What the exercise asks
Look through the data for the string "nebo". Copy every line where it is found.

[Dataset entries]
····················
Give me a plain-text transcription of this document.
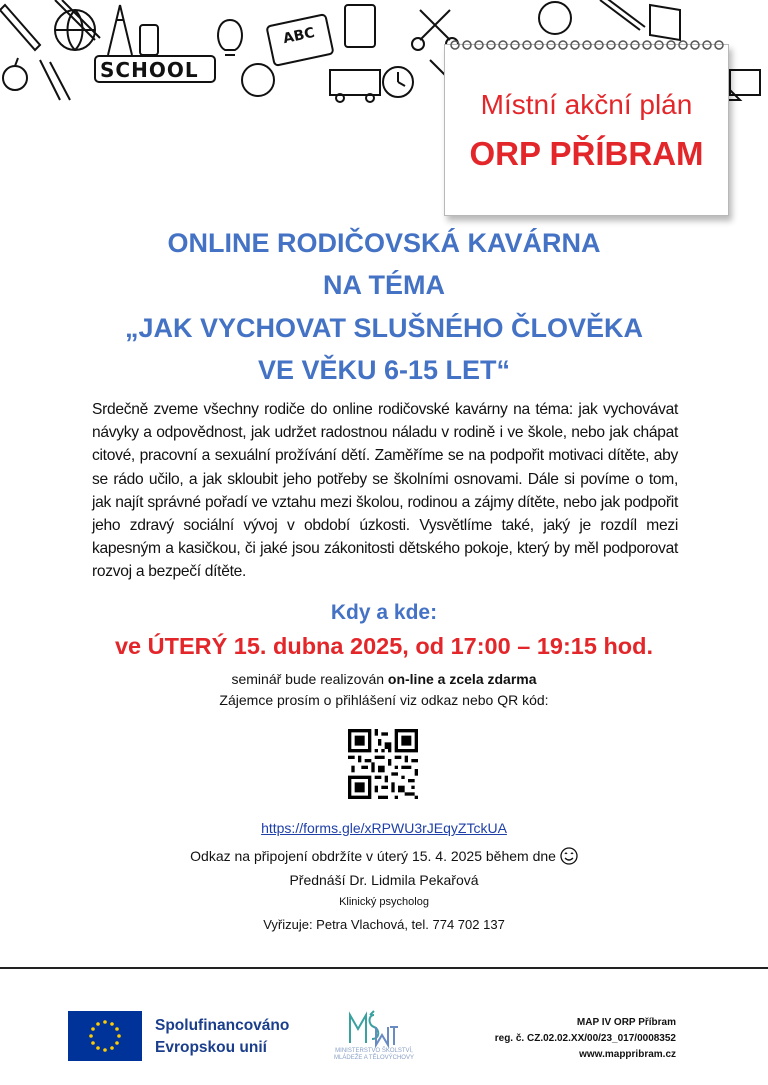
SCHOOL
ABC
Místní akční plán
ORP PŘÍBRAM
ONLINE RODIČOVSKÁ KAVÁRNA
NA TÉMA
„JAK VYCHOVAT SLUŠNÉHO ČLOVĚKA
VE VĚKU 6-15 LET“
Srdečně zveme všechny rodiče do online rodičovské kavárny na téma: jak vychovávat návyky a odpovědnost, jak udržet radostnou náladu v rodině i ve škole, nebo jak chápat citové, pracovní a sexuální prožívání dětí. Zaměříme se na podpořit motivaci dítěte, aby se rádo učilo, a jak skloubit jeho potřeby se školními osnovami. Dále si povíme o tom, jak najít správné pořadí ve vztahu mezi školou, rodinou a zájmy dítěte, nebo jak podpořit jeho zdravý sociální vývoj v období úzkosti. Vysvětlíme také, jaký je rozdíl mezi kapesným a kasičkou, či jaké jsou zákonitosti dětského pokoje, který by měl podporovat rozvoj a bezpečí dítěte.
Kdy a kde:
ve ÚTERÝ 15. dubna 2025, od 17:00 – 19:15 hod.
seminář bude realizován on-line a zcela zdarma
Zájemce prosím o přihlášení viz odkaz nebo QR kód:
https://forms.gle/xRPWU3rJEqyZTckUA
Odkaz na připojení obdržíte v úterý 15. 4. 2025 během dne
Přednáší Dr. Lidmila Pekařová
Klinický psycholog
Vyřizuje: Petra Vlachová, tel. 774 702 137
Spolufinancováno
Evropskou unií	MINISTERSTVO ŠKOLSTVÍ,
MLÁDEŽE A TĚLOVÝCHOVY
MAP IV ORP Příbram
reg. č. CZ.02.02.XX/00/23_017/0008352
www.mappribram.cz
····················
The reply
Srdečně zveme všechny rodiče do online rodičovské kavárny na téma: jak vychovávat návyky a odpovědnost, jak udržet radostnou náladu v rodině i ve škole, nebo jak chápat citové, pracovní a sexuální prožívání dětí. Zaměříme se na podpořit motivaci dítěte, aby se rádo učilo, a jak skloubit jeho potřeby se školními osnovami. Dále si povíme o tom, jak najít správné pořadí ve vztahu mezi školou, rodinou a zájmy dítěte, nebo jak podpořit jeho zdravý sociální vývoj v období úzkosti. Vysvětlíme také, jaký je rozdíl mezi kapesným a kasičkou, či jaké jsou zákonitosti dětského pokoje, který by měl podporovat rozvoj a bezpečí dítěte.
Zájemce prosím o přihlášení viz odkaz nebo QR kód:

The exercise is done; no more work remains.